[Begin]
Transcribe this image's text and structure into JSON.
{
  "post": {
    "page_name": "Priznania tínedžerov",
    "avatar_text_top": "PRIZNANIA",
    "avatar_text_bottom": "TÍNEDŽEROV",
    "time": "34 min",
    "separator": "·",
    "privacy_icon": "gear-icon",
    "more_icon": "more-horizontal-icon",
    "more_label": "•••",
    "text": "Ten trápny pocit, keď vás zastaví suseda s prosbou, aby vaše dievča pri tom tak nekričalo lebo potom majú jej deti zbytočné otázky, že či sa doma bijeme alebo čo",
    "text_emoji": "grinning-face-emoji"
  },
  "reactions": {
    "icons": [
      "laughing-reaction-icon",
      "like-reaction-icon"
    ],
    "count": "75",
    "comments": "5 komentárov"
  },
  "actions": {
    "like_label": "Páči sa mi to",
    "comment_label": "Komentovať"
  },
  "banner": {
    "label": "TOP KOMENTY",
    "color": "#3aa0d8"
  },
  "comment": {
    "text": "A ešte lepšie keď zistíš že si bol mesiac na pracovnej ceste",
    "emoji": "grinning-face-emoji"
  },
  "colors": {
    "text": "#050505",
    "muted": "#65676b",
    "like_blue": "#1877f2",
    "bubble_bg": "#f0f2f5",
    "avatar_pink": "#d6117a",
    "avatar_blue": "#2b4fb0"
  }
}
[End]
Extract all of the material exactly as it is written.

* The completed task *
Transcribe this image's text and structure into JSON.
{
  "post": {
    "page_name": "Priznania tínedžerov",
    "avatar_text_top": "PRIZNANIA",
    "avatar_text_bottom": "TÍNEDŽEROV",
    "time": "34 min",
    "separator": "·",
    "privacy_icon": "gear-icon",
    "more_icon": "more-horizontal-icon",
    "more_label": "•••",
    "text": "Ten trápny pocit, keď vás zastaví suseda s prosbou, aby vaše dievča pri tom tak nekričalo lebo potom majú jej deti zbytočné otázky, že či sa doma bijeme alebo čo",
    "text_emoji": "grinning-face-emoji"
  },
  "reactions": {
    "icons": [
      "laughing-reaction-icon",
      "like-reaction-icon"
    ],
    "count": "75",
    "comments": "5 komentárov"
  },
  "actions": {
    "like_label": "Páči sa mi to",
    "comment_label": "Komentovať"
  },
  "banner": {
    "label": "TOP KOMENTY",
    "color": "#3aa0d8"
  },
  "comment": {
    "text": "A ešte lepšie keď zistíš že si bol mesiac na pracovnej ceste",
    "emoji": "grinning-face-emoji"
  },
  "colors": {
    "text": "#050505",
    "muted": "#65676b",
    "like_blue": "#1877f2",
    "bubble_bg": "#f0f2f5",
    "avatar_pink": "#d6117a",
    "avatar_blue": "#2b4fb0"
  }
}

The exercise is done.